Given problem:
Pictures within the data are to be left out; everything else must be reproduced exactly.

A run of records:
***

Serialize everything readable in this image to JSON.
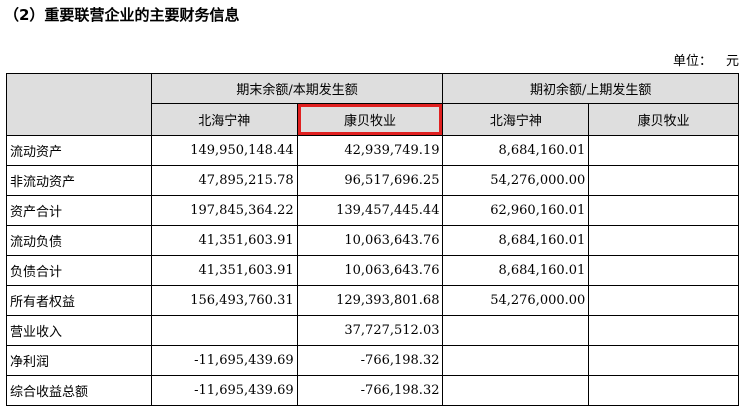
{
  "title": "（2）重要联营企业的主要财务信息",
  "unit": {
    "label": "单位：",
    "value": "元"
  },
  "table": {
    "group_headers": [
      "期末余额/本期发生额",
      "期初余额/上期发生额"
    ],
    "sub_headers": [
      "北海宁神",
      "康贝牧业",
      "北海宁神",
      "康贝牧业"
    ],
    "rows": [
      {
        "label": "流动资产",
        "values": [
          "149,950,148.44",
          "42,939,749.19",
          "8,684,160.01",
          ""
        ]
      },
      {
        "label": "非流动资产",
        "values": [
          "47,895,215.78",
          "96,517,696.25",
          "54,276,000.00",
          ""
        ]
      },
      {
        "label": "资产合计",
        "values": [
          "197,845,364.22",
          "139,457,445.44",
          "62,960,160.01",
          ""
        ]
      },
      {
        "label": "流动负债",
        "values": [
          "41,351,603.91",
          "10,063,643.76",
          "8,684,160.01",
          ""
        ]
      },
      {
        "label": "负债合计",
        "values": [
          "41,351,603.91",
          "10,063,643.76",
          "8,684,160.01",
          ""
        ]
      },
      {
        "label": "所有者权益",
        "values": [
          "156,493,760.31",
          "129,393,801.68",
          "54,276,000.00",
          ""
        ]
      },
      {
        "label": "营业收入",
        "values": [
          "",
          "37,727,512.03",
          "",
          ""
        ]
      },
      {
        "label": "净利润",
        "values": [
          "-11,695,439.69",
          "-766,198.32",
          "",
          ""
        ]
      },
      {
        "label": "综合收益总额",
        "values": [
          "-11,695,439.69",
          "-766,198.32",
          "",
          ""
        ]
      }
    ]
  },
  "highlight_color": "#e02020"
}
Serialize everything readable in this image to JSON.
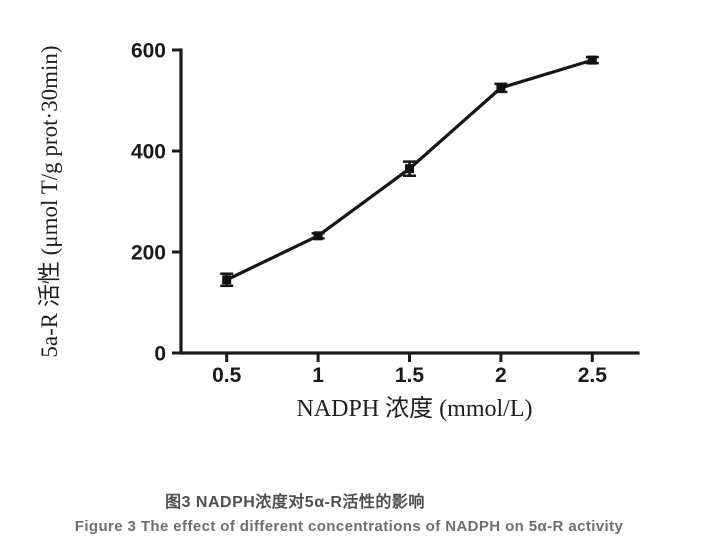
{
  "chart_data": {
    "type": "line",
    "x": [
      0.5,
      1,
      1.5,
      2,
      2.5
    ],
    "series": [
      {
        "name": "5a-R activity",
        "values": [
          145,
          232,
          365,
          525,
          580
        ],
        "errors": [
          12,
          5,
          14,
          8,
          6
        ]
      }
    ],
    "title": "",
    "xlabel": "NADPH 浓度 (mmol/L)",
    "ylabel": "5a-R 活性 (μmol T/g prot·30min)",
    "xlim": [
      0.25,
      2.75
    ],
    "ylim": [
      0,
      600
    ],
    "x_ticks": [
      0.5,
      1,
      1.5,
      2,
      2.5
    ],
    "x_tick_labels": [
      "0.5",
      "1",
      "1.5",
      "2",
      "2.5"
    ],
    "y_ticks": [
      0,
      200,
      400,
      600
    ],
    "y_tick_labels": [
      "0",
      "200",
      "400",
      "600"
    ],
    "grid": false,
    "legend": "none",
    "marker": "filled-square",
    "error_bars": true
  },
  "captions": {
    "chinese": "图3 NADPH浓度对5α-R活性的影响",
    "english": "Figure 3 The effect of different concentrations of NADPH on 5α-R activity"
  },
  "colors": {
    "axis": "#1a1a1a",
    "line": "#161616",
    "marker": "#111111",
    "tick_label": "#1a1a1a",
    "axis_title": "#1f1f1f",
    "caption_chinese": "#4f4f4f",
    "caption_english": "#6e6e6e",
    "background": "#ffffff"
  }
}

***

Answer for this exercise:
Serialize everything readable in this image to JSON.
{
  "title": "（2）重要联营企业的主要财务信息",
  "unit": {
    "label": "单位：",
    "value": "元"
  },
  "table": {
    "group_headers": [
      "期末余额/本期发生额",
      "期初余额/上期发生额"
    ],
    "sub_headers": [
      "北海宁神",
      "康贝牧业",
      "北海宁神",
      "康贝牧业"
    ],
    "rows": [
      {
        "label": "流动资产",
        "values": [
          "149,950,148.44",
          "42,939,749.19",
          "8,684,160.01",
          ""
        ]
      },
      {
        "label": "非流动资产",
        "values": [
          "47,895,215.78",
          "96,517,696.25",
          "54,276,000.00",
          ""
        ]
      },
      {
        "label": "资产合计",
        "values": [
          "197,845,364.22",
          "139,457,445.44",
          "62,960,160.01",
          ""
        ]
      },
      {
        "label": "流动负债",
        "values": [
          "41,351,603.91",
          "10,063,643.76",
          "8,684,160.01",
          ""
        ]
      },
      {
        "label": "负债合计",
        "values": [
          "41,351,603.91",
          "10,063,643.76",
          "8,684,160.01",
          ""
        ]
      },
      {
        "label": "所有者权益",
        "values": [
          "156,493,760.31",
          "129,393,801.68",
          "54,276,000.00",
          ""
        ]
      },
      {
        "label": "营业收入",
        "values": [
          "",
          "37,727,512.03",
          "",
          ""
        ]
      },
      {
        "label": "净利润",
        "values": [
          "-11,695,439.69",
          "-766,198.32",
          "",
          ""
        ]
      },
      {
        "label": "综合收益总额",
        "values": [
          "-11,695,439.69",
          "-766,198.32",
          "",
          ""
        ]
      }
    ]
  },
  "highlight_color": "#e02020"
}
Serialize everything readable in this image to JSON.
{
  "chart_data": {
    "type": "line",
    "x": [
      0.5,
      1,
      1.5,
      2,
      2.5
    ],
    "series": [
      {
        "name": "5a-R activity",
        "values": [
          145,
          232,
          365,
          525,
          580
        ],
        "errors": [
          12,
          5,
          14,
          8,
          6
        ]
      }
    ],
    "title": "",
    "xlabel": "NADPH 浓度 (mmol/L)",
    "ylabel": "5a-R 活性 (μmol T/g prot·30min)",
    "xlim": [
      0.25,
      2.75
    ],
    "ylim": [
      0,
      600
    ],
    "x_ticks": [
      0.5,
      1,
      1.5,
      2,
      2.5
    ],
    "x_tick_labels": [
      "0.5",
      "1",
      "1.5",
      "2",
      "2.5"
    ],
    "y_ticks": [
      0,
      200,
      400,
      600
    ],
    "y_tick_labels": [
      "0",
      "200",
      "400",
      "600"
    ],
    "grid": false,
    "legend": "none",
    "marker": "filled-square",
    "error_bars": true
  },
  "captions": {
    "chinese": "图3 NADPH浓度对5α-R活性的影响",
    "english": "Figure 3 The effect of different concentrations of NADPH on 5α-R activity"
  },
  "colors": {
    "axis": "#1a1a1a",
    "line": "#161616",
    "marker": "#111111",
    "tick_label": "#1a1a1a",
    "axis_title": "#1f1f1f",
    "caption_chinese": "#4f4f4f",
    "caption_english": "#6e6e6e",
    "background": "#ffffff"
  }
}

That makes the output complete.